:: What you are asked to do ::
According to the talk description about the Belgian National Crisis Centre, which language is used to combine different data sources into one integrated dataset?

2025-11-15 –, Area
How we filter, merge, stabilize & improve OSM & official data at the Belgian National Crisis Centre as part of the common operational picture of police, health workers, fire brigade during times of crisis
The Belgian National Crisis Center (NCCN) coordinates emergency response in Belgium, using the new Paragon platform. During emergencies, it is the place where all involved parties (police, health workers, fire brigade, …) form a common operational picture. A big part of that is knowing what infrastructure is on the ground, either for use as a resource or as a feature that needs protection.
This talk focuses on how we source this information from existing sources. We often use official data, but that has certain limitations when it comes to completeness, level of detail, data modelling and update cycle. That's why we rely heavily on OpenStreetMap data as well. Which of course has its own set of problems.
Within Paragon, this external data is used to enrich Cases (specific emergencies) and Emergency Plans. That means we need stable IDs across data updates. This talk will show how we use R to combine different data sources into one integrated dataset on our end, with largely stable IDs.
We will also touch upon how our processes detect problems in the datasets, and how we respond to them. Most significant are our steps to improve OpenStreetMap data, in cooperation with the OpenStreetMap community.
OpenStreetMap; R; government; crisis management; data conflation
Affiliation:Belgian National Crisis Centre
OpenStreetMap contributor since 2012, co-founder of the Belgium OSM Local Chapter, OSMF Board Member 2019-2020.
Wrangling with (geo)data in the government sector since 2009, usually with a link to open data.

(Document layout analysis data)

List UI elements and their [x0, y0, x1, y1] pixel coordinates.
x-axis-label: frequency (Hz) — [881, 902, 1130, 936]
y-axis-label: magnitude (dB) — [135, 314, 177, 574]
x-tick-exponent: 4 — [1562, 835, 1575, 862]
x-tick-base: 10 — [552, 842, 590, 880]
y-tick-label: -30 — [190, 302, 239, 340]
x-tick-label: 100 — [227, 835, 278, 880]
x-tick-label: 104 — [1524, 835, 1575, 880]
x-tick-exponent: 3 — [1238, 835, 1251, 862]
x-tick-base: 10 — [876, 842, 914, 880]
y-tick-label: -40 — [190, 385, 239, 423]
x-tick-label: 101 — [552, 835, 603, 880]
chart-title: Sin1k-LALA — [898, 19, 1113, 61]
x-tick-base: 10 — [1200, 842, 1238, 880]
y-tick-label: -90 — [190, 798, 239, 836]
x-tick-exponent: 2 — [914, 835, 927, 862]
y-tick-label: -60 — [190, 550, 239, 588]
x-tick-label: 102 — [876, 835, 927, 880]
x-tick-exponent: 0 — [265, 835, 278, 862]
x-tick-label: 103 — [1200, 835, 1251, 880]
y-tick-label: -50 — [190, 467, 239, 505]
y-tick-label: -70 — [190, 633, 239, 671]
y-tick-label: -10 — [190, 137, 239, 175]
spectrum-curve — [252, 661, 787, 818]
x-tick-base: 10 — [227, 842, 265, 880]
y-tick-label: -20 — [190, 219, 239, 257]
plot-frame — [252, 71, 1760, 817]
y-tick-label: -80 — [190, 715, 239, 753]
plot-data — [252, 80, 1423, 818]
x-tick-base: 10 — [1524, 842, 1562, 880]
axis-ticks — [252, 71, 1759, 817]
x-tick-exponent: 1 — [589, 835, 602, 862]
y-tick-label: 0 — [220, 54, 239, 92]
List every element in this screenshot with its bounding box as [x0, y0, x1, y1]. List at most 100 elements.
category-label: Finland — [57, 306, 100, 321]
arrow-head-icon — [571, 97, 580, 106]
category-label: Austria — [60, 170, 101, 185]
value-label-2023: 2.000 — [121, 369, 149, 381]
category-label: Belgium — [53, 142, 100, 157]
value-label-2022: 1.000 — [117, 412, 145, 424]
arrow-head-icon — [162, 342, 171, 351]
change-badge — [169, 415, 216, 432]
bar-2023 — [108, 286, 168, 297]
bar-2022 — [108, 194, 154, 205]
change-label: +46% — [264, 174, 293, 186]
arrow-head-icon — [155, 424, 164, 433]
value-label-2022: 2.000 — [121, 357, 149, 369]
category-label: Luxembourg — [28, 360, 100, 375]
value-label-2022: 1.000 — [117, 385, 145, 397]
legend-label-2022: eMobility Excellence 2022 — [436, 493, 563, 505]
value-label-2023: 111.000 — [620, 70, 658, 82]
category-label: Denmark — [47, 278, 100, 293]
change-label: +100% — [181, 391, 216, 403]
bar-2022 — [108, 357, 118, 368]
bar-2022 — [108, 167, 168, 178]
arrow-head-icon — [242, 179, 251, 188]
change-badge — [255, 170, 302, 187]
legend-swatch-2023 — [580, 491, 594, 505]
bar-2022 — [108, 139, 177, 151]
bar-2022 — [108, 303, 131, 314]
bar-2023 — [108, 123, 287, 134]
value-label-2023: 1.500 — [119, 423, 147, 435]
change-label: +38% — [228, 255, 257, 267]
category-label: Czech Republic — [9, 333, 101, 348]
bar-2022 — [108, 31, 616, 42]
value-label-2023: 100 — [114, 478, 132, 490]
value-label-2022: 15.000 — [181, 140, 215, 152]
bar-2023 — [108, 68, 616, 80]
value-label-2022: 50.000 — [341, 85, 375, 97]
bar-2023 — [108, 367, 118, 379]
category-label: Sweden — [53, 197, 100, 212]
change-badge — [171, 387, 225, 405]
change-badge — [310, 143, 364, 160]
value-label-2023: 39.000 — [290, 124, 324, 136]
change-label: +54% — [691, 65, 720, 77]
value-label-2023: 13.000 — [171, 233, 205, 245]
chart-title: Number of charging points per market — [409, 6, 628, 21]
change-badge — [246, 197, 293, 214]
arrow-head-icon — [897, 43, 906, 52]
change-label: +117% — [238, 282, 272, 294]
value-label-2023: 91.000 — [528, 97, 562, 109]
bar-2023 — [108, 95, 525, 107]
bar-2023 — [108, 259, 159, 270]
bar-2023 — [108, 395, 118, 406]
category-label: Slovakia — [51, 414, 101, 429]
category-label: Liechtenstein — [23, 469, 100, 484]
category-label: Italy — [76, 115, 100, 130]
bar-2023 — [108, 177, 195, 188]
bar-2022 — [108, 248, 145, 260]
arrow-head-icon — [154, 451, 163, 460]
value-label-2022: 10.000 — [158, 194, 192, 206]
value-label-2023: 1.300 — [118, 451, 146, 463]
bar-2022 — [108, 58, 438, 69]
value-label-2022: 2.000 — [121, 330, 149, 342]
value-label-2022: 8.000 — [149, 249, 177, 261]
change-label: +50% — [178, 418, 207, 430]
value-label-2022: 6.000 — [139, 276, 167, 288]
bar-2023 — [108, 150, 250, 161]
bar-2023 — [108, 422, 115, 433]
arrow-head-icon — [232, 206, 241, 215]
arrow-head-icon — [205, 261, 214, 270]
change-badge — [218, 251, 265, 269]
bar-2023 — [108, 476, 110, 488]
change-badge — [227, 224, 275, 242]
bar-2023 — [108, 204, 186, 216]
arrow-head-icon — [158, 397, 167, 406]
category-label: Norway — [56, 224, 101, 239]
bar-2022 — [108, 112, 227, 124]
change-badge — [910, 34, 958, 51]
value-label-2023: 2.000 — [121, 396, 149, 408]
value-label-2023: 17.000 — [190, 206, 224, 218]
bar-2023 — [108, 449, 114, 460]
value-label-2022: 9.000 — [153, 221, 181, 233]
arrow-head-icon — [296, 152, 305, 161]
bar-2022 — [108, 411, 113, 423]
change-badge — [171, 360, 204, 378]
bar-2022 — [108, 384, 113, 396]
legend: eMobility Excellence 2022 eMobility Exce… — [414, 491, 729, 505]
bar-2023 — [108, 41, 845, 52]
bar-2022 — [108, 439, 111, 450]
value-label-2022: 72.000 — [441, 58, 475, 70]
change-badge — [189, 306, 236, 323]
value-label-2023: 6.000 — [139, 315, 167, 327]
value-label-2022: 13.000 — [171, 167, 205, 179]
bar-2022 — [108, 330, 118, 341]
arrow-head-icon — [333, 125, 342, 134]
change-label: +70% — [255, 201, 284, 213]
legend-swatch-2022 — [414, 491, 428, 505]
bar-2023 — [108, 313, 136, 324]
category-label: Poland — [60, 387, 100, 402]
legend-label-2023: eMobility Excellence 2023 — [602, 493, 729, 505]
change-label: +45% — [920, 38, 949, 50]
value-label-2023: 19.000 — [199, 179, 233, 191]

:: Reply ::
R